- _AIM_
Repeat what the lines below say, word for word, and skip every image.

::::

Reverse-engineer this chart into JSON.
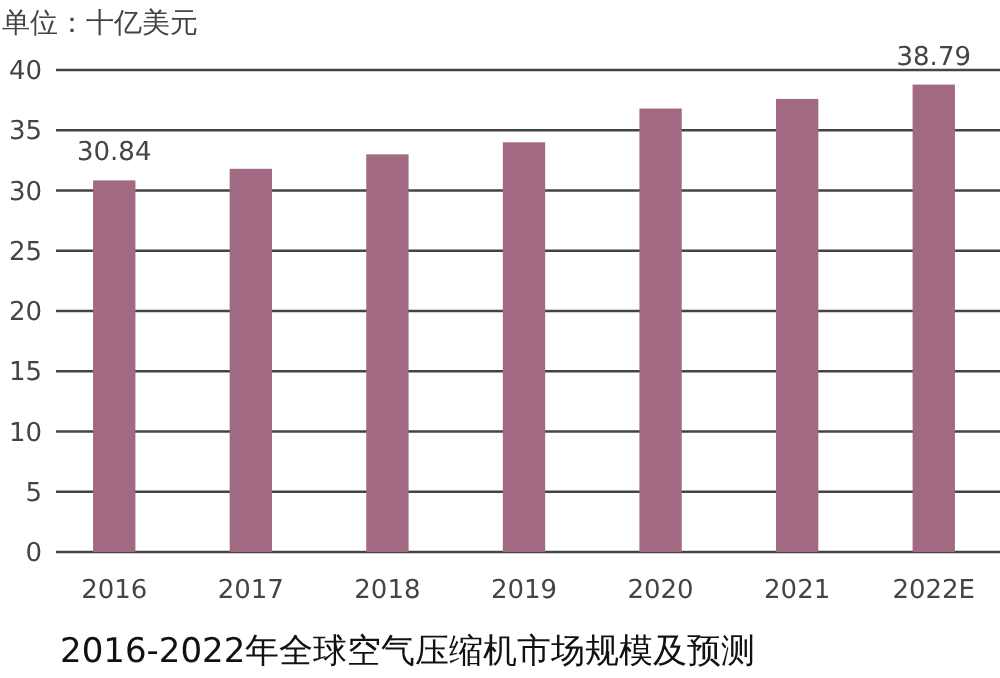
{
  "chart_data": {
    "type": "bar",
    "title": "2016-2022年全球空气压缩机市场规模及预测",
    "ylabel": "单位：十亿美元",
    "categories": [
      "2016",
      "2017",
      "2018",
      "2019",
      "2020",
      "2021",
      "2022E"
    ],
    "values": [
      30.84,
      31.8,
      33.0,
      34.0,
      36.8,
      37.6,
      38.79
    ],
    "value_labels": [
      "30.84",
      null,
      null,
      null,
      null,
      null,
      "38.79"
    ],
    "color": "#a26a82",
    "ylim": [
      0,
      40
    ],
    "yticks": [
      0,
      5,
      10,
      15,
      20,
      25,
      30,
      35,
      40
    ],
    "grid": "y"
  }
}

::::

- _RESULT OF THE EXERCISE_
Reverse-engineer this chart into JSON.
{
  "chart_data": {
    "type": "bar",
    "title": "2016-2022年全球空气压缩机市场规模及预测",
    "ylabel": "单位：十亿美元",
    "categories": [
      "2016",
      "2017",
      "2018",
      "2019",
      "2020",
      "2021",
      "2022E"
    ],
    "values": [
      30.84,
      31.8,
      33.0,
      34.0,
      36.8,
      37.6,
      38.79
    ],
    "value_labels": [
      "30.84",
      null,
      null,
      null,
      null,
      null,
      "38.79"
    ],
    "color": "#a26a82",
    "ylim": [
      0,
      40
    ],
    "yticks": [
      0,
      5,
      10,
      15,
      20,
      25,
      30,
      35,
      40
    ],
    "grid": "y"
  }
}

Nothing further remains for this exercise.